▶ [What needs to be done] Tally up the lines that include "metodos" and state that number by itself.

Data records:
++++++++++

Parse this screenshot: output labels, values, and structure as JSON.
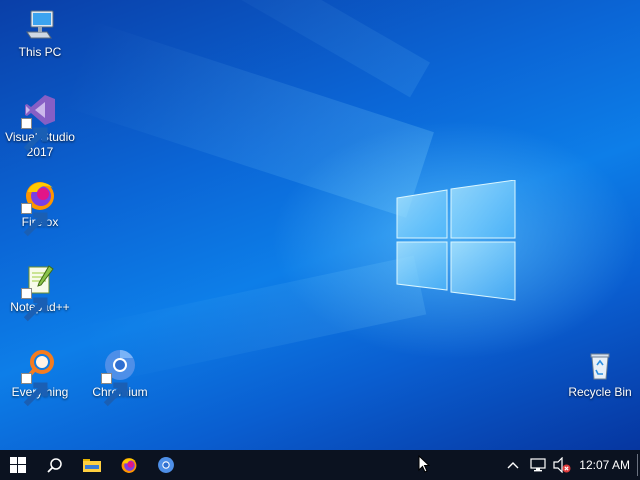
{
  "desktop": {
    "icons": [
      {
        "label": "This PC",
        "icon": "computer-icon"
      },
      {
        "label": "Visual Studio 2017",
        "icon": "visual-studio-icon"
      },
      {
        "label": "Firefox",
        "icon": "firefox-icon"
      },
      {
        "label": "Notepad++",
        "icon": "notepad-plus-plus-icon"
      },
      {
        "label": "Everything",
        "icon": "everything-search-icon"
      },
      {
        "label": "Chromium",
        "icon": "chromium-icon"
      },
      {
        "label": "Recycle Bin",
        "icon": "recycle-bin-icon"
      }
    ]
  },
  "taskbar": {
    "pinned": [
      "start-icon",
      "search-icon",
      "file-explorer-icon",
      "firefox-icon",
      "chromium-icon"
    ],
    "tray": [
      "chevron-up-icon",
      "network-icon",
      "volume-muted-icon"
    ],
    "clock": "12:07 AM"
  },
  "colors": {
    "taskbar": "#0b1220",
    "desktop_blue": "#0b66d6"
  }
}
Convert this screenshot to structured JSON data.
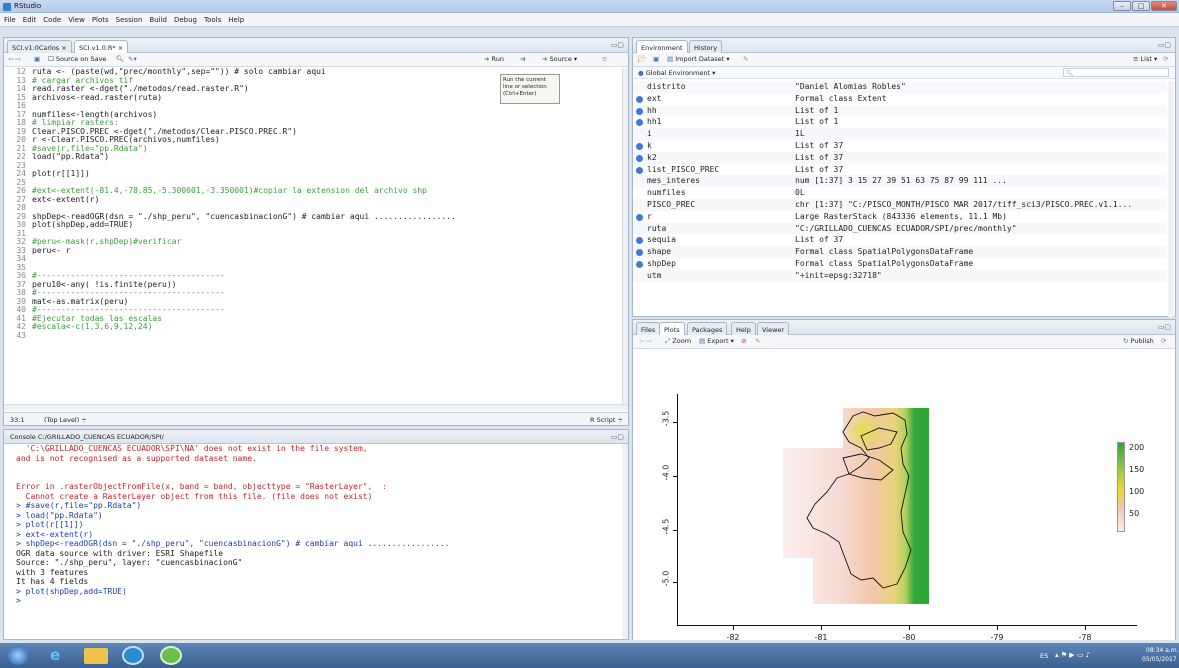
{
  "window": {
    "title": "RStudio"
  },
  "menu": [
    "File",
    "Edit",
    "Code",
    "View",
    "Plots",
    "Session",
    "Build",
    "Debug",
    "Tools",
    "Help"
  ],
  "source": {
    "tabs": [
      "SCI.v1.0Carlos ×",
      "SCI.v1.0.R* ×"
    ],
    "toolbar": {
      "source_on_save": "Source on Save",
      "run": "Run",
      "source": "Source"
    },
    "tooltip": [
      "Run the current",
      "line or selection",
      "(Ctrl+Enter)"
    ],
    "lines": [
      {
        "n": "12",
        "t": "ruta <- (paste(wd,\"prec/monthly\",sep=\"\")) # solo cambiar aqui"
      },
      {
        "n": "13",
        "t": "# cargar archivos tif"
      },
      {
        "n": "14",
        "t": "read.raster <-dget(\"./metodos/read.raster.R\")"
      },
      {
        "n": "15",
        "t": "archivos<-read.raster(ruta)"
      },
      {
        "n": "16",
        "t": ""
      },
      {
        "n": "17",
        "t": "numfiles<-length(archivos)"
      },
      {
        "n": "18",
        "t": "# limpiar rasters:"
      },
      {
        "n": "19",
        "t": "Clear.PISCO.PREC <-dget(\"./metodos/Clear.PISCO.PREC.R\")"
      },
      {
        "n": "20",
        "t": "r <-Clear.PISCO.PREC(archivos,numfiles)"
      },
      {
        "n": "21",
        "t": "#save(r,file=\"pp.Rdata\")"
      },
      {
        "n": "22",
        "t": "load(\"pp.Rdata\")"
      },
      {
        "n": "23",
        "t": ""
      },
      {
        "n": "24",
        "t": "plot(r[[1]])"
      },
      {
        "n": "25",
        "t": ""
      },
      {
        "n": "26",
        "t": "#ext<-extent(-81.4,-78.85,-5.300001,-3.350001)#copiar la extension del archivo shp"
      },
      {
        "n": "27",
        "t": "ext<-extent(r)"
      },
      {
        "n": "28",
        "t": ""
      },
      {
        "n": "29",
        "t": "shpDep<-readOGR(dsn = \"./shp_peru\", \"cuencasbinacionG\") # cambiar aqui ................."
      },
      {
        "n": "30",
        "t": "plot(shpDep,add=TRUE)"
      },
      {
        "n": "31",
        "t": ""
      },
      {
        "n": "32",
        "t": "#peru<-mask(r,shpDep)#verificar"
      },
      {
        "n": "33",
        "t": "peru<- r"
      },
      {
        "n": "34",
        "t": ""
      },
      {
        "n": "35",
        "t": ""
      },
      {
        "n": "36",
        "t": "#---------------------------------------"
      },
      {
        "n": "37",
        "t": "peru10<-any( !is.finite(peru))"
      },
      {
        "n": "38",
        "t": "#---------------------------------------"
      },
      {
        "n": "39",
        "t": "mat<-as.matrix(peru)"
      },
      {
        "n": "40",
        "t": "#---------------------------------------"
      },
      {
        "n": "41",
        "t": "#Ejecutar todas las escalas"
      },
      {
        "n": "42",
        "t": "#escala<-c(1,3,6,9,12,24)"
      },
      {
        "n": "43",
        "t": ""
      }
    ],
    "status": {
      "pos": "33:1",
      "scope": "(Top Level) ÷",
      "type": "R Script ÷"
    }
  },
  "console": {
    "title": "Console C:/GRILLADO_CUENCAS ECUADOR/SPI/",
    "lines": [
      {
        "c": "err",
        "t": "  'C:\\GRILLADO_CUENCAS ECUADOR\\SPI\\NA' does not exist in the file system,"
      },
      {
        "c": "err",
        "t": "and is not recognised as a supported dataset name."
      },
      {
        "c": "",
        "t": ""
      },
      {
        "c": "",
        "t": ""
      },
      {
        "c": "err",
        "t": "Error in .rasterObjectFromFile(x, band = band, objecttype = \"RasterLayer\",  :"
      },
      {
        "c": "err",
        "t": "  Cannot create a RasterLayer object from this file. (file does not exist)"
      },
      {
        "c": "cmd",
        "t": "> #save(r,file=\"pp.Rdata\")"
      },
      {
        "c": "cmd",
        "t": "> load(\"pp.Rdata\")"
      },
      {
        "c": "cmd",
        "t": "> plot(r[[1]])"
      },
      {
        "c": "cmd",
        "t": "> ext<-extent(r)"
      },
      {
        "c": "cmd",
        "t": "> shpDep<-readOGR(dsn = \"./shp_peru\", \"cuencasbinacionG\") # cambiar aqui ................."
      },
      {
        "c": "",
        "t": "OGR data source with driver: ESRI Shapefile"
      },
      {
        "c": "",
        "t": "Source: \"./shp_peru\", layer: \"cuencasbinacionG\""
      },
      {
        "c": "",
        "t": "with 3 features"
      },
      {
        "c": "",
        "t": "It has 4 fields"
      },
      {
        "c": "cmd",
        "t": "> plot(shpDep,add=TRUE)"
      },
      {
        "c": "cmd",
        "t": ">"
      }
    ]
  },
  "environment": {
    "tabs": [
      "Environment",
      "History"
    ],
    "import": "Import Dataset",
    "list": "List",
    "scope": "Global Environment",
    "rows": [
      {
        "n": "distrito",
        "v": "\"Daniel Alomias Robles\"",
        "d": false
      },
      {
        "n": "ext",
        "v": "Formal class Extent",
        "d": true
      },
      {
        "n": "hh",
        "v": "List of 1",
        "d": true
      },
      {
        "n": "hh1",
        "v": "List of 1",
        "d": true
      },
      {
        "n": "i",
        "v": "1L",
        "d": false
      },
      {
        "n": "k",
        "v": "List of 37",
        "d": true
      },
      {
        "n": "k2",
        "v": "List of 37",
        "d": true
      },
      {
        "n": "list_PISCO_PREC",
        "v": "List of 37",
        "d": true
      },
      {
        "n": "mes_interes",
        "v": "num [1:37] 3 15 27 39 51 63 75 87 99 111 ...",
        "d": false
      },
      {
        "n": "numfiles",
        "v": "0L",
        "d": false
      },
      {
        "n": "PISCO_PREC",
        "v": "chr [1:37] \"C:/PISCO_MONTH/PISCO MAR 2017/tiff_sci3/PISCO.PREC.v1.1...",
        "d": false
      },
      {
        "n": "r",
        "v": "Large RasterStack (843336 elements, 11.1 Mb)",
        "d": true
      },
      {
        "n": "ruta",
        "v": "\"C:/GRILLADO_CUENCAS ECUADOR/SPI/prec/monthly\"",
        "d": false
      },
      {
        "n": "sequia",
        "v": "List of 37",
        "d": true
      },
      {
        "n": "shape",
        "v": "Formal class SpatialPolygonsDataFrame",
        "d": true
      },
      {
        "n": "shpDep",
        "v": "Formal class SpatialPolygonsDataFrame",
        "d": true
      },
      {
        "n": "utm",
        "v": "\"+init=epsg:32718\"",
        "d": false
      }
    ]
  },
  "files": {
    "tabs": [
      "Files",
      "Plots",
      "Packages",
      "Help",
      "Viewer"
    ],
    "zoom": "Zoom",
    "export": "Export",
    "publish": "Publish"
  },
  "plot": {
    "xticks": [
      "-82",
      "-81",
      "-80",
      "-79",
      "-78"
    ],
    "yticks": [
      "-3.5",
      "-4.0",
      "-4.5",
      "-5.0"
    ],
    "legend": [
      "200",
      "150",
      "100",
      "50"
    ]
  },
  "taskbar": {
    "lang": "ES",
    "time": "08:34 a.m.",
    "date": "05/05/2017"
  }
}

++++++++++

▶ [The solution] 2